#### What is required:
Return the data exactly, with all pictures removed.

[Extracted data entries]
────

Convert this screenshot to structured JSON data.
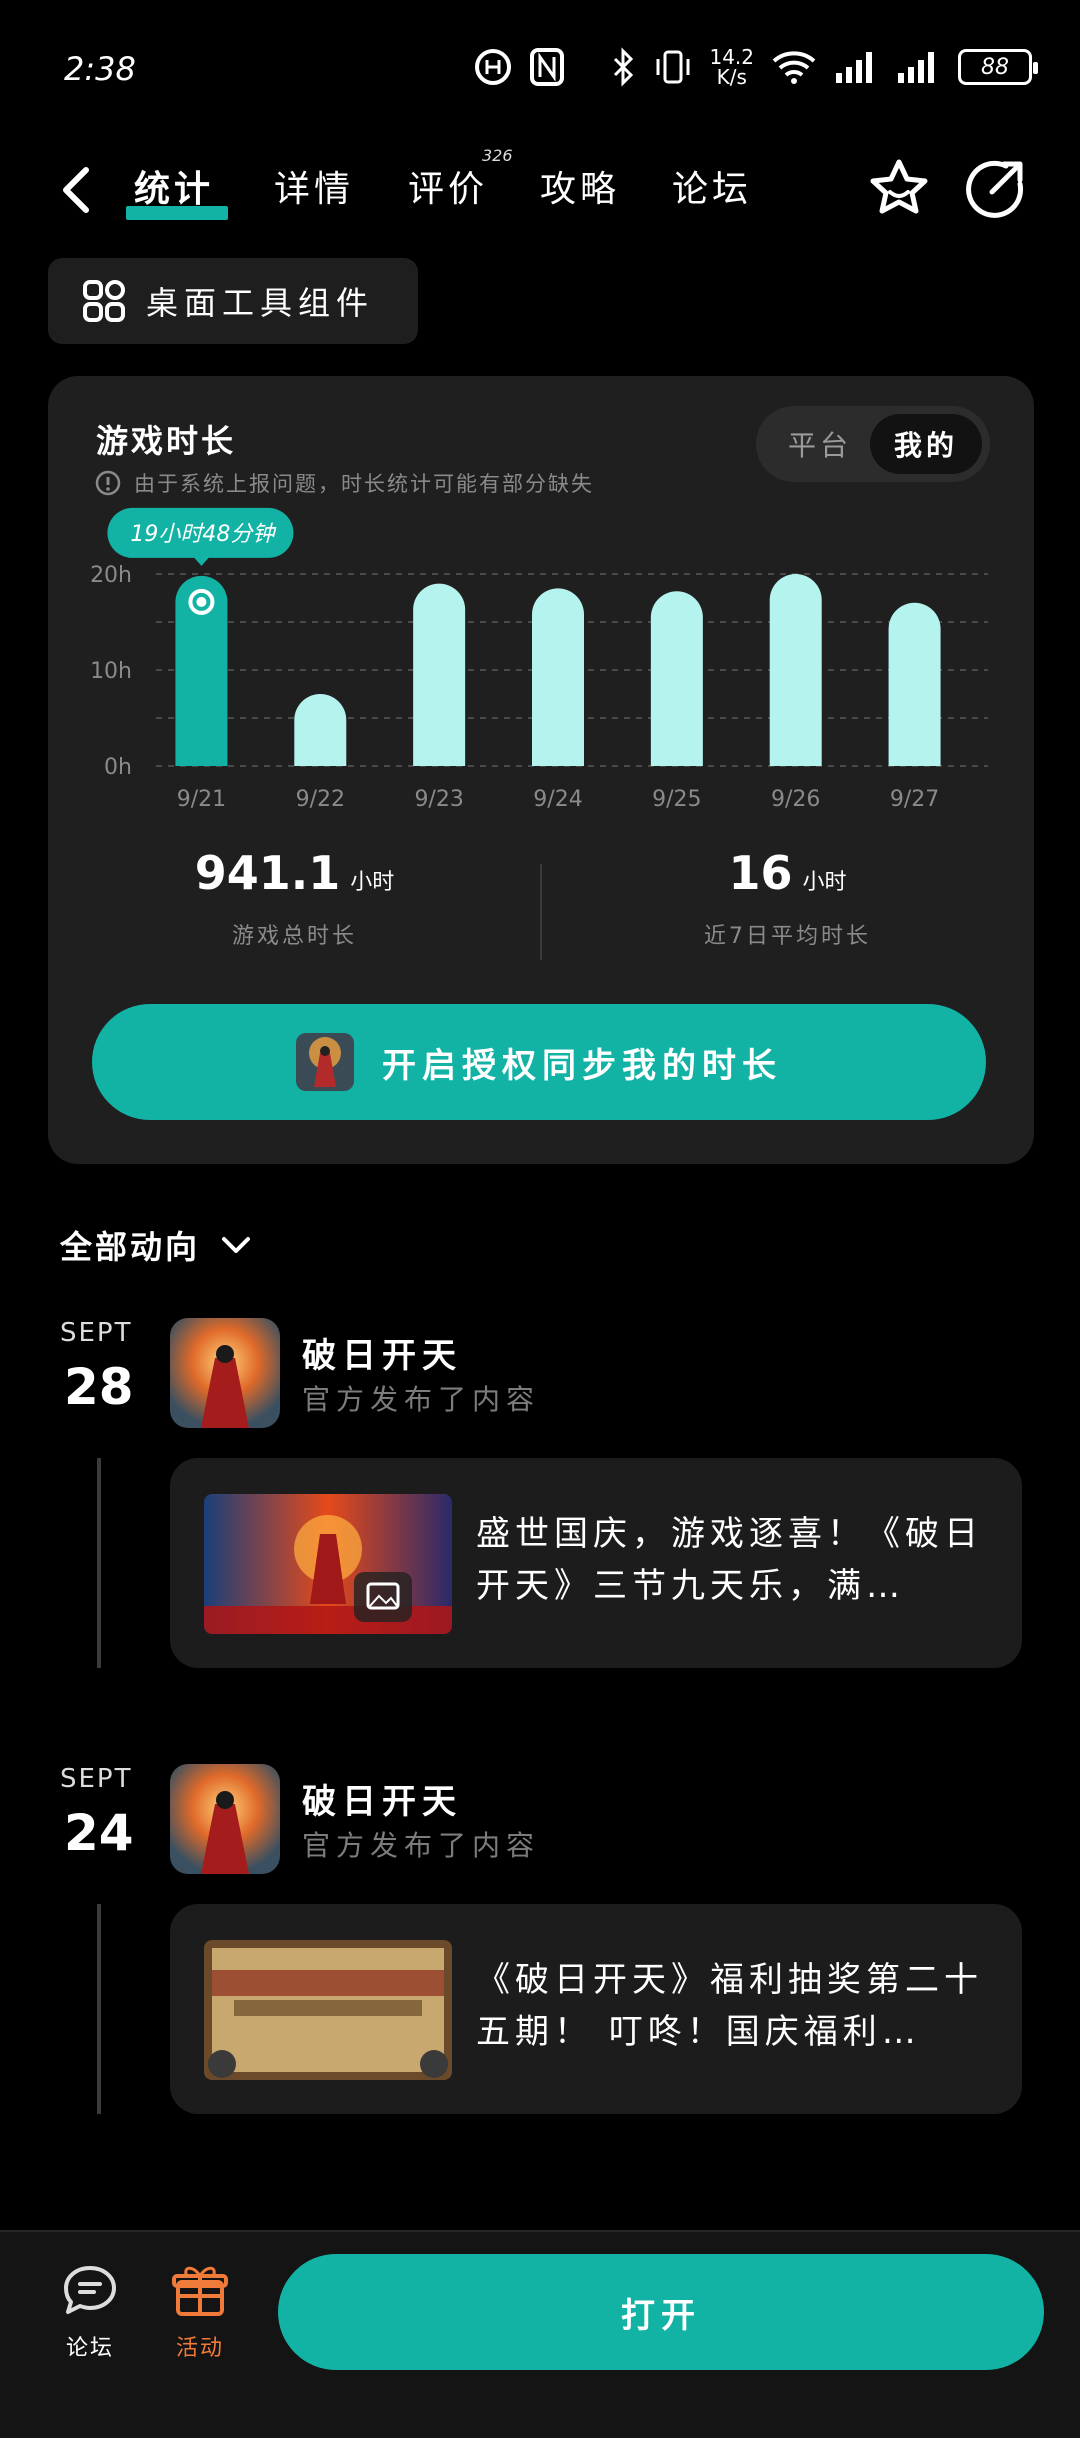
{
  "status_bar": {
    "time": "2:38",
    "net_speed": "14.2\nK/s",
    "battery": "88"
  },
  "nav": {
    "tabs": [
      {
        "label": "统计",
        "active": true
      },
      {
        "label": "详情"
      },
      {
        "label": "评价",
        "badge": "326"
      },
      {
        "label": "攻略"
      },
      {
        "label": "论坛"
      }
    ]
  },
  "widget_chip": {
    "label": "桌面工具组件"
  },
  "stats": {
    "title": "游戏时长",
    "note": "由于系统上报问题，时长统计可能有部分缺失",
    "toggle": {
      "platform": "平台",
      "mine": "我的",
      "selected": "mine"
    },
    "tooltip": "19小时48分钟",
    "total_value": "941.1",
    "total_unit": "小时",
    "total_caption": "游戏总时长",
    "avg_value": "16",
    "avg_unit": "小时",
    "avg_caption": "近7日平均时长",
    "sync_button": "开启授权同步我的时长"
  },
  "chart_data": {
    "type": "bar",
    "categories": [
      "9/21",
      "9/22",
      "9/23",
      "9/24",
      "9/25",
      "9/26",
      "9/27"
    ],
    "values": [
      19.8,
      7.5,
      19,
      18.5,
      18.2,
      20,
      17
    ],
    "yticks": [
      "0h",
      "10h",
      "20h"
    ],
    "ylim": [
      0,
      20
    ],
    "highlight_index": 0,
    "colors": {
      "bar": "#b5f3ee",
      "highlight": "#12b3a4",
      "grid": "#4a4a4a"
    }
  },
  "feed": {
    "header": "全部动向",
    "posts": [
      {
        "month": "SEPT",
        "day": "28",
        "name": "破日开天",
        "sub": "官方发布了内容",
        "text": "盛世国庆，游戏逐喜！《破日开天》三节九天乐，满…"
      },
      {
        "month": "SEPT",
        "day": "24",
        "name": "破日开天",
        "sub": "官方发布了内容",
        "text": "《破日开天》福利抽奖第二十五期！ 叮咚！国庆福利…"
      }
    ]
  },
  "bottom_bar": {
    "forum": "论坛",
    "activity": "活动",
    "open": "打开"
  },
  "colors": {
    "accent": "#12b3a4",
    "activity": "#f07a3a"
  }
}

────

#### Answer for the task:
Convert this screenshot to structured JSON data.
{
  "status_bar": {
    "time": "2:38",
    "net_speed": "14.2\nK/s",
    "battery": "88"
  },
  "nav": {
    "tabs": [
      {
        "label": "统计",
        "active": true
      },
      {
        "label": "详情"
      },
      {
        "label": "评价",
        "badge": "326"
      },
      {
        "label": "攻略"
      },
      {
        "label": "论坛"
      }
    ]
  },
  "widget_chip": {
    "label": "桌面工具组件"
  },
  "stats": {
    "title": "游戏时长",
    "note": "由于系统上报问题，时长统计可能有部分缺失",
    "toggle": {
      "platform": "平台",
      "mine": "我的",
      "selected": "mine"
    },
    "tooltip": "19小时48分钟",
    "total_value": "941.1",
    "total_unit": "小时",
    "total_caption": "游戏总时长",
    "avg_value": "16",
    "avg_unit": "小时",
    "avg_caption": "近7日平均时长",
    "sync_button": "开启授权同步我的时长"
  },
  "chart_data": {
    "type": "bar",
    "categories": [
      "9/21",
      "9/22",
      "9/23",
      "9/24",
      "9/25",
      "9/26",
      "9/27"
    ],
    "values": [
      19.8,
      7.5,
      19,
      18.5,
      18.2,
      20,
      17
    ],
    "yticks": [
      "0h",
      "10h",
      "20h"
    ],
    "ylim": [
      0,
      20
    ],
    "highlight_index": 0,
    "colors": {
      "bar": "#b5f3ee",
      "highlight": "#12b3a4",
      "grid": "#4a4a4a"
    }
  },
  "feed": {
    "header": "全部动向",
    "posts": [
      {
        "month": "SEPT",
        "day": "28",
        "name": "破日开天",
        "sub": "官方发布了内容",
        "text": "盛世国庆，游戏逐喜！《破日开天》三节九天乐，满…"
      },
      {
        "month": "SEPT",
        "day": "24",
        "name": "破日开天",
        "sub": "官方发布了内容",
        "text": "《破日开天》福利抽奖第二十五期！ 叮咚！国庆福利…"
      }
    ]
  },
  "bottom_bar": {
    "forum": "论坛",
    "activity": "活动",
    "open": "打开"
  },
  "colors": {
    "accent": "#12b3a4",
    "activity": "#f07a3a"
  }
}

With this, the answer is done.